:: PROBLEM TO SOLVE ::
Copy nothing but the text: repeat each entry exactly and drop the images.

[BEGIN]

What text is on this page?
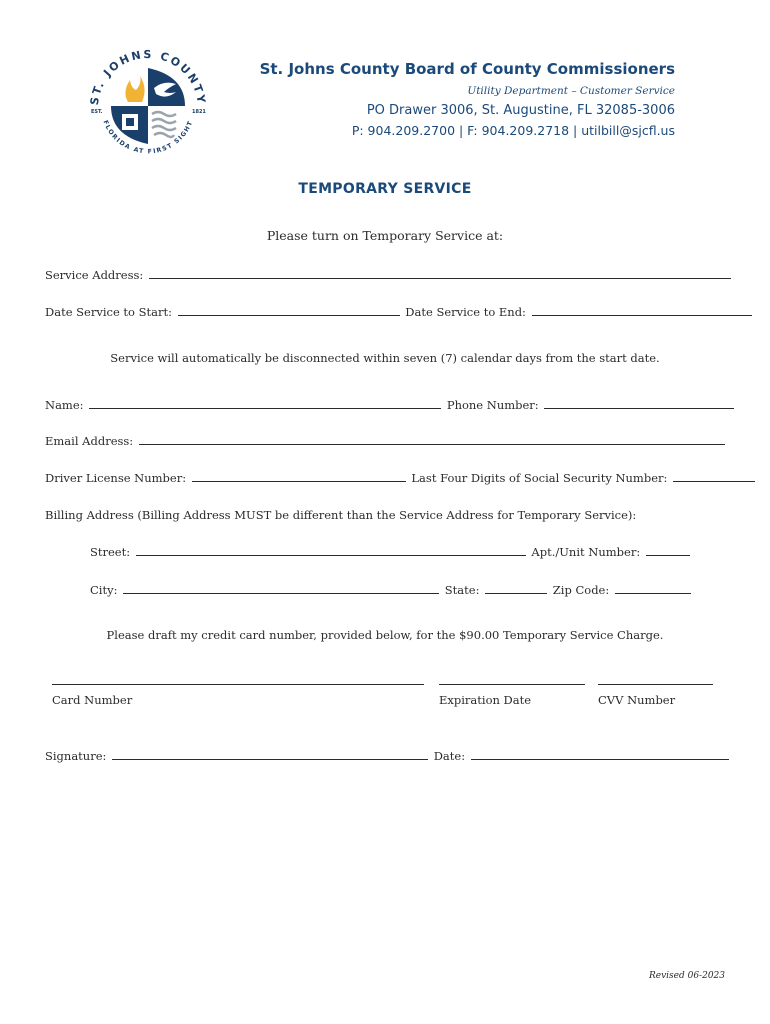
ST. JOHNS COUNTY
FLORIDA AT FIRST SIGHT
EST.	1821
St. Johns County Board of County Commissioners
Utility Department – Customer Service
PO Drawer 3006, St. Augustine, FL 32085-3006
P: 904.209.2700 | F: 904.209.2718 | utilbill@sjcfl.us
TEMPORARY SERVICE
Please turn on Temporary Service at:
Service Address:
Date Service to Start:	Date Service to End:
Service will automatically be disconnected within seven (7) calendar days from the start date.
Name:	Phone Number:
Email Address:
Driver License Number:	Last Four Digits of Social Security Number:
Billing Address (Billing Address MUST be different than the Service Address for Temporary Service):
Street:	Apt./Unit Number:
City:	State:	Zip Code:
Please draft my credit card number, provided below, for the $90.00 Temporary Service Charge.
Card Number	Expiration Date	CVV Number
Signature:	Date:
Revised 06-2023
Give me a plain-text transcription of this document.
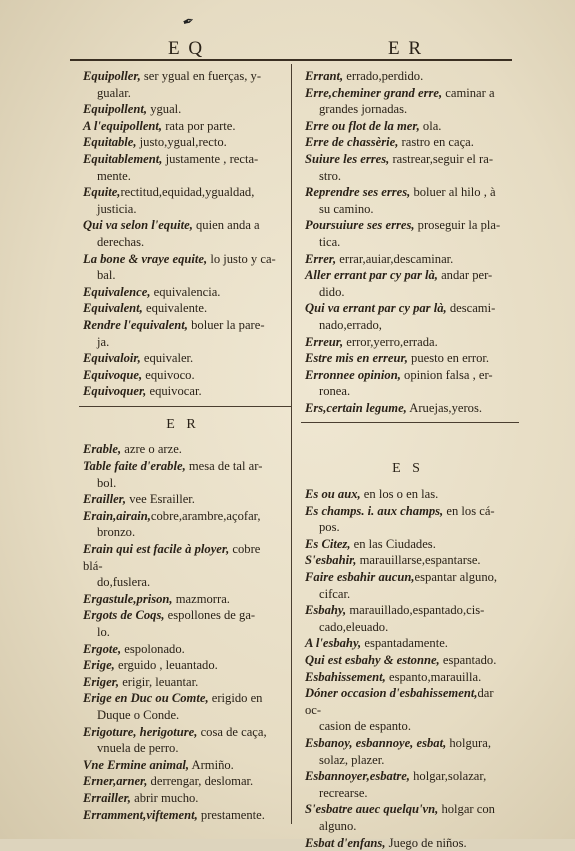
✒
E Q	E R
Equipoller, ser ygual en fuerças, y-
gualar.
Equipollent, ygual.
A l'equipollent, rata por parte.
Equitable, justo,ygual,recto.
Equitablement, justamente , recta-
mente.
Equite,rectitud,equidad,ygualdad,
justicia.
Qui va selon l'equite, quien anda a
derechas.
La bone & vraye equite, lo justo y ca-
bal.
Equivalence, equivalencia.
Equivalent, equivalente.
Rendre l'equivalent, boluer la pare-
ja.
Equivaloir, equivaler.
Equivoque, equivoco.
Equivoquer, equivocar.
E R
Erable, azre o arze.
Table faite d'erable, mesa de tal ar-
bol.
Erailler, vee Esrailler.
Erain,airain,cobre,arambre,açofar,
bronzo.
Erain qui est facile à ployer, cobre blá-
do,fuslera.
Ergastule,prison, mazmorra.
Ergots de Coqs, espollones de ga-
lo.
Ergote, espolonado.
Erige, erguido , leuantado.
Eriger, erigir, leuantar.
Erige en Duc ou Comte, erigido en
Duque o Conde.
Erigoture, herigoture, cosa de caça,
vnuela de perro.
Vne Ermine animal, Armiño.
Erner,arner, derrengar, deslomar.
Errailler, abrir mucho.
Erramment,viftement, prestamente.
Errant, errado,perdido.
Erre,cheminer grand erre, caminar a
grandes jornadas.
Erre ou flot de la mer, ola.
Erre de chassèrie, rastro en caça.
Suiure les erres, rastrear,seguir el ra-
stro.
Reprendre ses erres, boluer al hilo , à
su camino.
Poursuiure ses erres, proseguir la pla-
tica.
Errer, errar,auiar,descaminar.
Aller errant par cy par là, andar per-
dido.
Qui va errant par cy par là, descami-
nado,errado,
Erreur, error,yerro,errada.
Estre mis en erreur, puesto en error.
Erronnee opinion, opinion falsa , er-
ronea.
Ers,certain legume, Aruejas,yeros.
E S
Es ou aux, en los o en las.
Es champs. i. aux champs, en los cá-
pos.
Es Citez, en las Ciudades.
S'esbahir, marauillarse,espantarse.
Faire esbahir aucun,espantar alguno,
cifcar.
Esbahy, marauillado,espantado,cis-
cado,eleuado.
A l'esbahy, espantadamente.
Qui est esbahy & estonne, espantado.
Esbahissement, espanto,marauilla.
Dóner occasion d'esbahissement,dar oc-
casion de espanto.
Esbanoy, esbannoye, esbat, holgura,
solaz, plazer.
Esbannoyer,esbatre, holgar,solazar,
recrearse.
S'esbatre auec quelqu'vn, holgar con
alguno.
Esbat d'enfans, Juego de niños.
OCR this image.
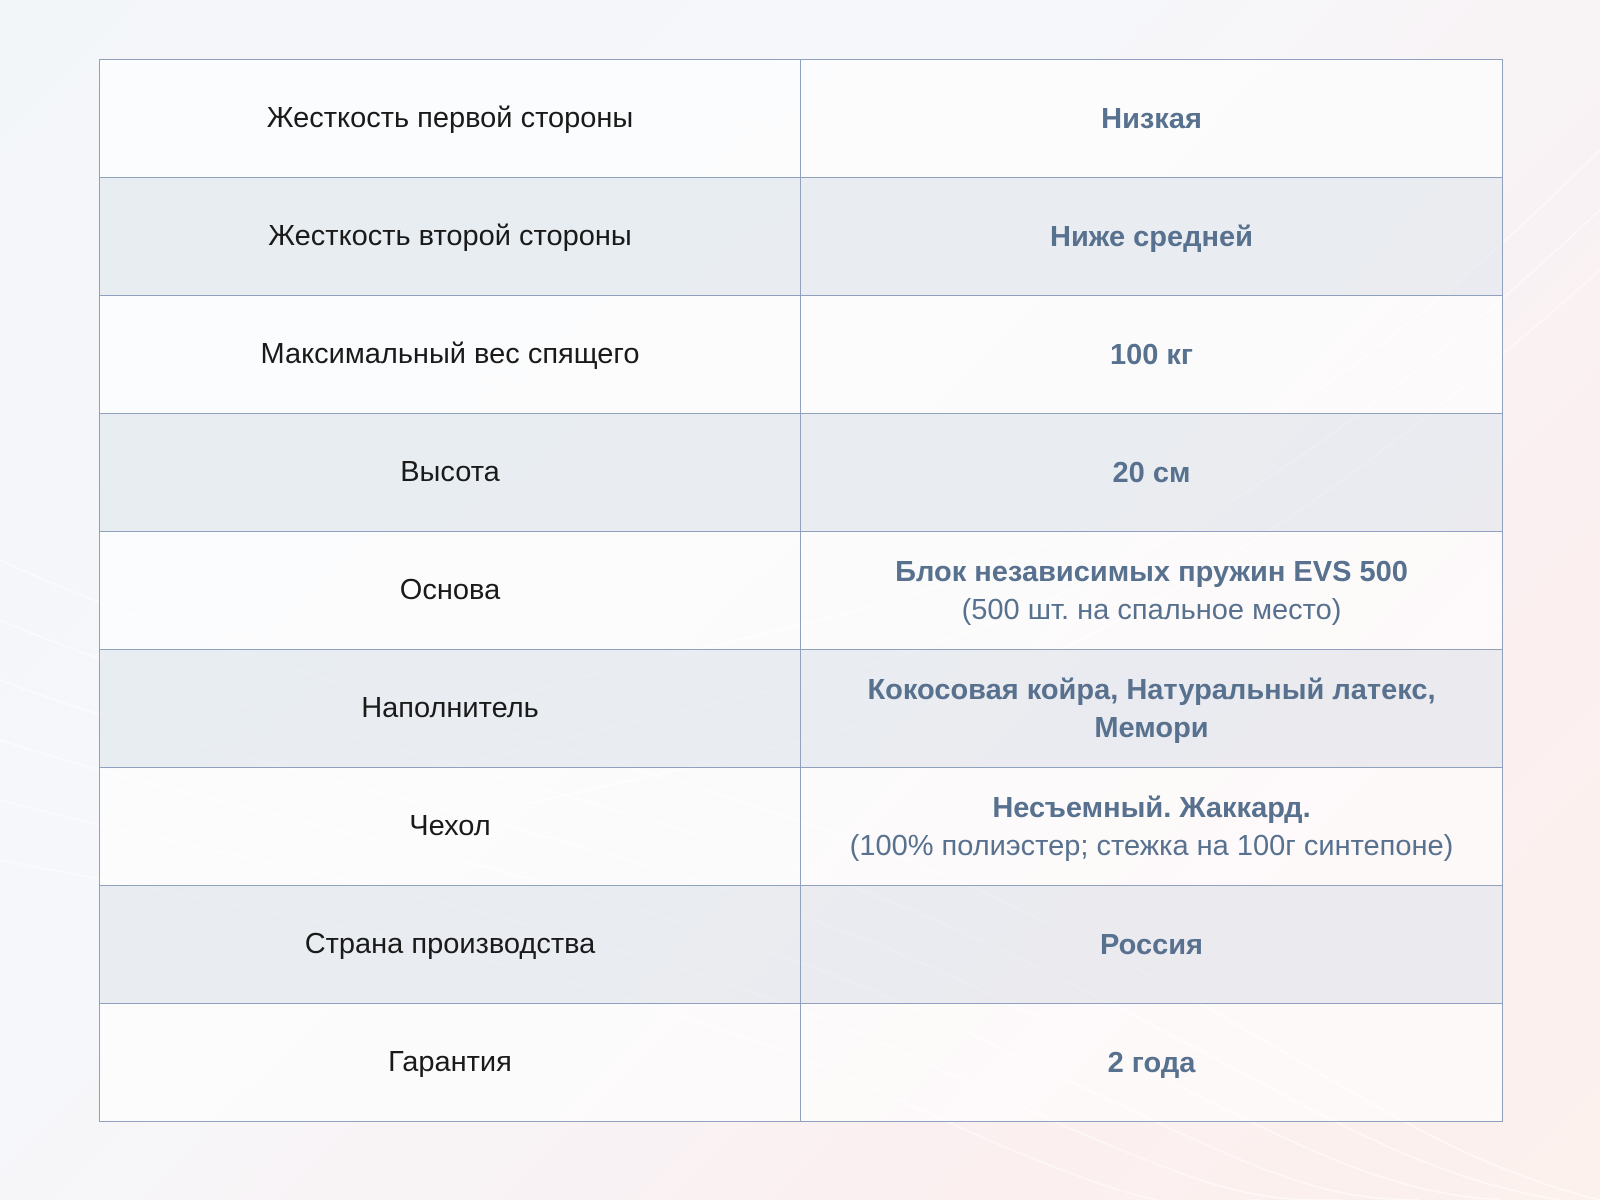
Жесткость первой стороны	Низкая

Жесткость второй стороны	Ниже средней

Максимальный вес спящего	100 кг

Высота	20 см

Основа	Блок независимых пружин EVS 500
(500 шт. на спальное место)

Наполнитель	Кокосовая койра, Натуральный латекс, Мемори

Чехол	Несъемный. Жаккард.
(100% полиэстер; стежка на 100г синтепоне)

Страна производства	Россия

Гарантия	2 года
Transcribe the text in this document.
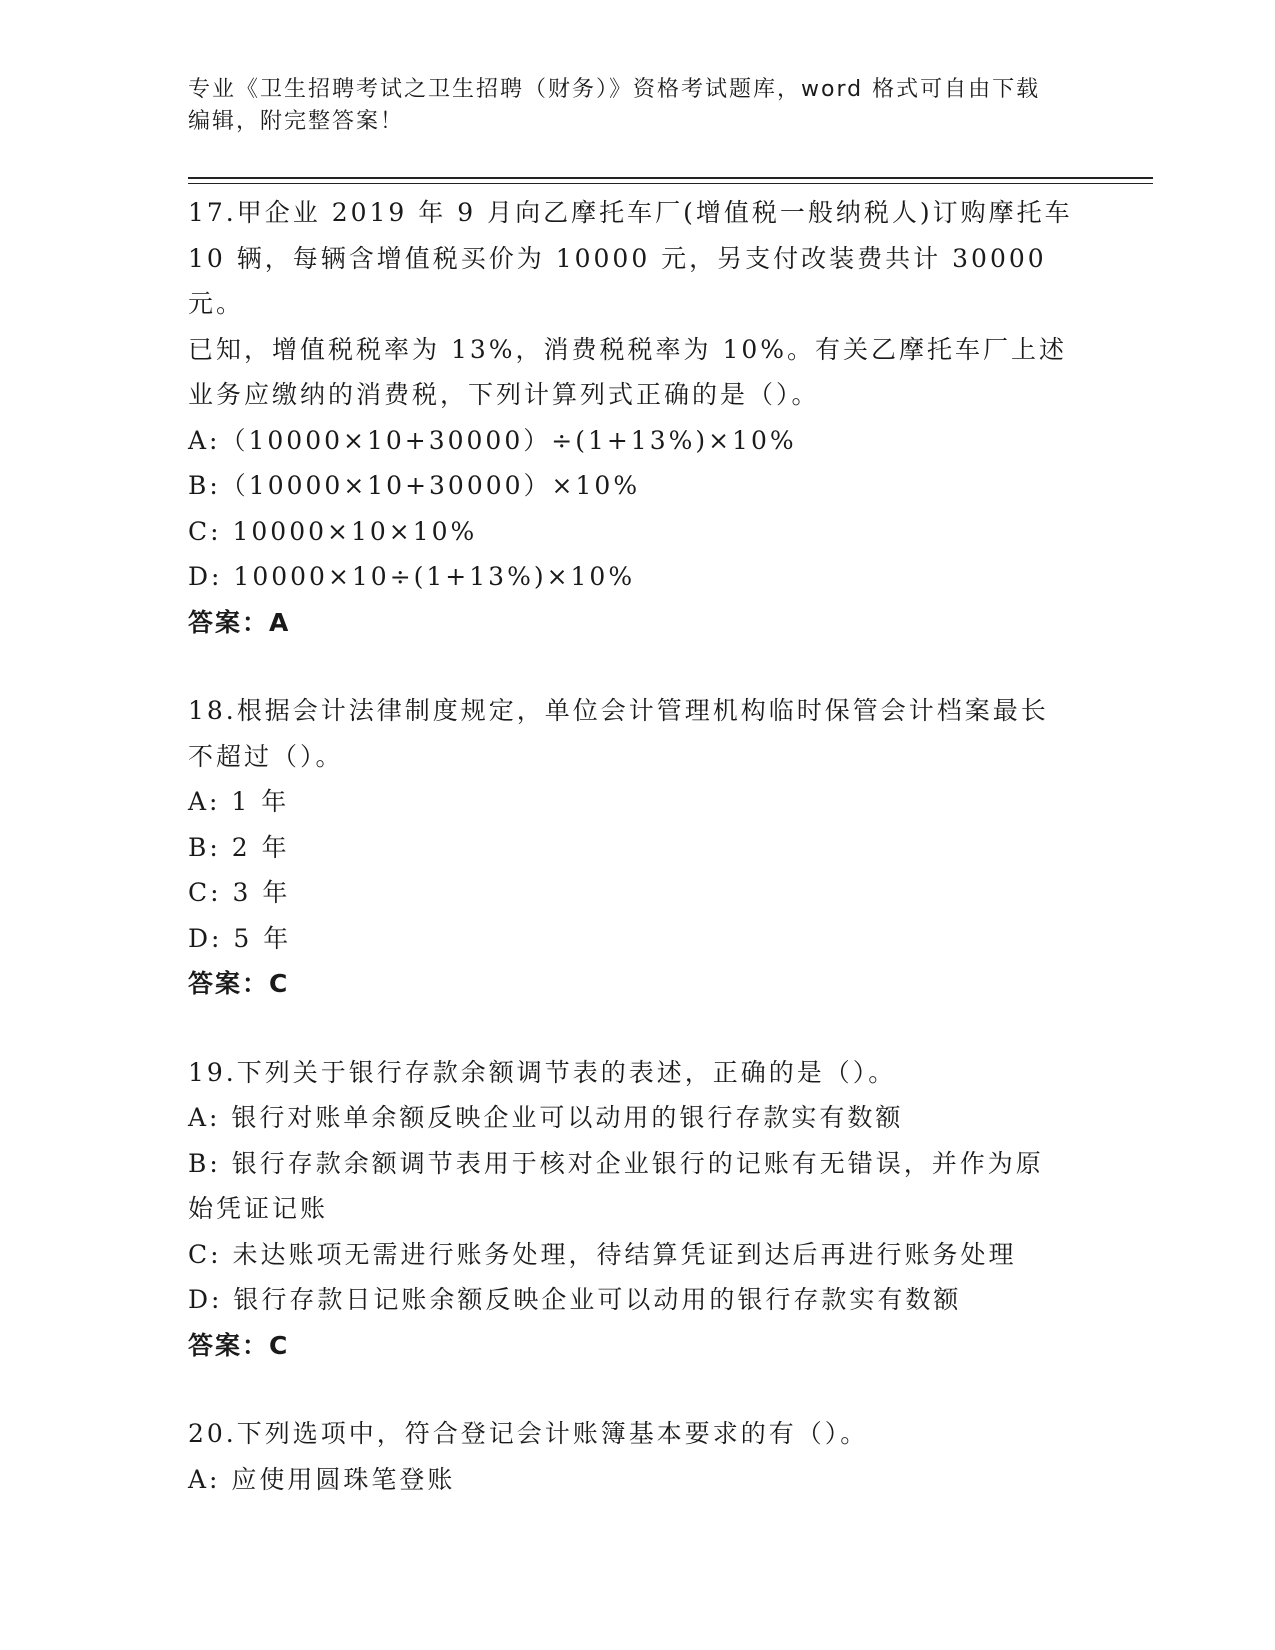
专业《卫生招聘考试之卫生招聘（财务）》资格考试题库，word 格式可自由下载
编辑，附完整答案！
17.甲企业 2019 年 9 月向乙摩托车厂(增值税一般纳税人)订购摩托车
10 辆，每辆含增值税买价为 10000 元，另支付改装费共计 30000 元。
已知，增值税税率为 13%，消费税税率为 10%。有关乙摩托车厂上述
业务应缴纳的消费税，下列计算列式正确的是（）。
A:（10000×10+30000）÷(1+13%)×10%
B:（10000×10+30000）×10%
C: 10000×10×10%
D: 10000×10÷(1+13%)×10%
答案：A
18.根据会计法律制度规定，单位会计管理机构临时保管会计档案最长
不超过（）。
A: 1 年
B: 2 年
C: 3 年
D: 5 年
答案：C
19.下列关于银行存款余额调节表的表述，正确的是（）。
A: 银行对账单余额反映企业可以动用的银行存款实有数额
B: 银行存款余额调节表用于核对企业银行的记账有无错误，并作为原
始凭证记账
C: 未达账项无需进行账务处理，待结算凭证到达后再进行账务处理
D: 银行存款日记账余额反映企业可以动用的银行存款实有数额
答案：C
20.下列选项中，符合登记会计账簿基本要求的有（）。
A: 应使用圆珠笔登账
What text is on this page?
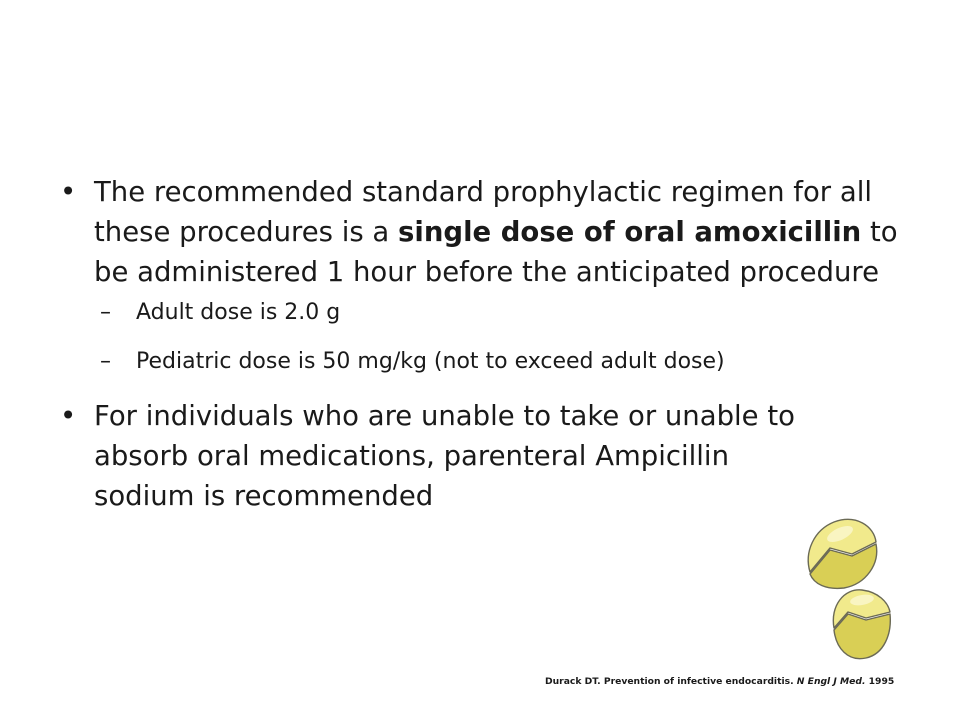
• The recommended standard prophylactic regimen for all these procedures is a single dose of oral amoxicillin to be administered 1 hour before the anticipated procedure
– Adult dose is 2.0 g
– Pediatric dose is 50 mg/kg (not to exceed adult dose)
• For individuals who are unable to take or unable to absorb oral medications, parenteral Ampicillin sodium is recommended
Durack DT. Prevention of infective endocarditis. N Engl J Med. 1995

[END]

:: REPLY TO THE TASK ::
What text is on this page?
ST. JOHNS COUNTY
FLORIDA AT FIRST SIGHT
EST.	1821
St. Johns County Board of County Commissioners
Utility Department – Customer Service
PO Drawer 3006, St. Augustine, FL 32085-3006
P: 904.209.2700 | F: 904.209.2718 | utilbill@sjcfl.us
TEMPORARY SERVICE
Please turn on Temporary Service at:
Service Address:
Date Service to Start:	Date Service to End:
Service will automatically be disconnected within seven (7) calendar days from the start date.
Name:	Phone Number:
Email Address:
Driver License Number:	Last Four Digits of Social Security Number:
Billing Address (Billing Address MUST be different than the Service Address for Temporary Service):
Street:	Apt./Unit Number:
City:	State:	Zip Code:
Please draft my credit card number, provided below, for the $90.00 Temporary Service Charge.
Card Number	Expiration Date	CVV Number
Signature:	Date:
Revised 06-2023
Give me a plain-text transcription of this document.
✒
E Q	E R
Equipoller, ser ygual en fuerças, y-
gualar.
Equipollent, ygual.
A l'equipollent, rata por parte.
Equitable, justo,ygual,recto.
Equitablement, justamente , recta-
mente.
Equite,rectitud,equidad,ygualdad,
justicia.
Qui va selon l'equite, quien anda a
derechas.
La bone & vraye equite, lo justo y ca-
bal.
Equivalence, equivalencia.
Equivalent, equivalente.
Rendre l'equivalent, boluer la pare-
ja.
Equivaloir, equivaler.
Equivoque, equivoco.
Equivoquer, equivocar.
E R
Erable, azre o arze.
Table faite d'erable, mesa de tal ar-
bol.
Erailler, vee Esrailler.
Erain,airain,cobre,arambre,açofar,
bronzo.
Erain qui est facile à ployer, cobre blá-
do,fuslera.
Ergastule,prison, mazmorra.
Ergots de Coqs, espollones de ga-
lo.
Ergote, espolonado.
Erige, erguido , leuantado.
Eriger, erigir, leuantar.
Erige en Duc ou Comte, erigido en
Duque o Conde.
Erigoture, herigoture, cosa de caça,
vnuela de perro.
Vne Ermine animal, Armiño.
Erner,arner, derrengar, deslomar.
Errailler, abrir mucho.
Erramment,viftement, prestamente.
Errant, errado,perdido.
Erre,cheminer grand erre, caminar a
grandes jornadas.
Erre ou flot de la mer, ola.
Erre de chassèrie, rastro en caça.
Suiure les erres, rastrear,seguir el ra-
stro.
Reprendre ses erres, boluer al hilo , à
su camino.
Poursuiure ses erres, proseguir la pla-
tica.
Errer, errar,auiar,descaminar.
Aller errant par cy par là, andar per-
dido.
Qui va errant par cy par là, descami-
nado,errado,
Erreur, error,yerro,errada.
Estre mis en erreur, puesto en error.
Erronnee opinion, opinion falsa , er-
ronea.
Ers,certain legume, Aruejas,yeros.
E S
Es ou aux, en los o en las.
Es champs. i. aux champs, en los cá-
pos.
Es Citez, en las Ciudades.
S'esbahir, marauillarse,espantarse.
Faire esbahir aucun,espantar alguno,
cifcar.
Esbahy, marauillado,espantado,cis-
cado,eleuado.
A l'esbahy, espantadamente.
Qui est esbahy & estonne, espantado.
Esbahissement, espanto,marauilla.
Dóner occasion d'esbahissement,dar oc-
casion de espanto.
Esbanoy, esbannoye, esbat, holgura,
solaz, plazer.
Esbannoyer,esbatre, holgar,solazar,
recrearse.
S'esbatre auec quelqu'vn, holgar con
alguno.
Esbat d'enfans, Juego de niños.
OCR this image.
Жесткость первой стороны	Низкая

Жесткость второй стороны	Ниже средней

Максимальный вес спящего	100 кг

Высота	20 см

Основа	Блок независимых пружин EVS 500
(500 шт. на спальное место)

Наполнитель	Кокосовая койра, Натуральный латекс, Мемори

Чехол	Несъемный. Жаккард.
(100% полиэстер; стежка на 100г синтепоне)

Страна производства	Россия

Гарантия	2 года
Transcribe the text in this document.
专业《卫生招聘考试之卫生招聘（财务）》资格考试题库，word 格式可自由下载
编辑，附完整答案！
17.甲企业 2019 年 9 月向乙摩托车厂(增值税一般纳税人)订购摩托车
10 辆，每辆含增值税买价为 10000 元，另支付改装费共计 30000 元。
已知，增值税税率为 13%，消费税税率为 10%。有关乙摩托车厂上述
业务应缴纳的消费税，下列计算列式正确的是（）。
A:（10000×10+30000）÷(1+13%)×10%
B:（10000×10+30000）×10%
C: 10000×10×10%
D: 10000×10÷(1+13%)×10%
答案：A
18.根据会计法律制度规定，单位会计管理机构临时保管会计档案最长
不超过（）。
A: 1 年
B: 2 年
C: 3 年
D: 5 年
答案：C
19.下列关于银行存款余额调节表的表述，正确的是（）。
A: 银行对账单余额反映企业可以动用的银行存款实有数额
B: 银行存款余额调节表用于核对企业银行的记账有无错误，并作为原
始凭证记账
C: 未达账项无需进行账务处理，待结算凭证到达后再进行账务处理
D: 银行存款日记账余额反映企业可以动用的银行存款实有数额
答案：C
20.下列选项中，符合登记会计账簿基本要求的有（）。
A: 应使用圆珠笔登账
What text is on this page?
• The recommended standard prophylactic regimen for all these procedures is a single dose of oral amoxicillin to be administered 1 hour before the anticipated procedure
– Adult dose is 2.0 g
– Pediatric dose is 50 mg/kg (not to exceed adult dose)
• For individuals who are unable to take or unable to absorb oral medications, parenteral Ampicillin sodium is recommended
Durack DT. Prevention of infective endocarditis. N Engl J Med. 1995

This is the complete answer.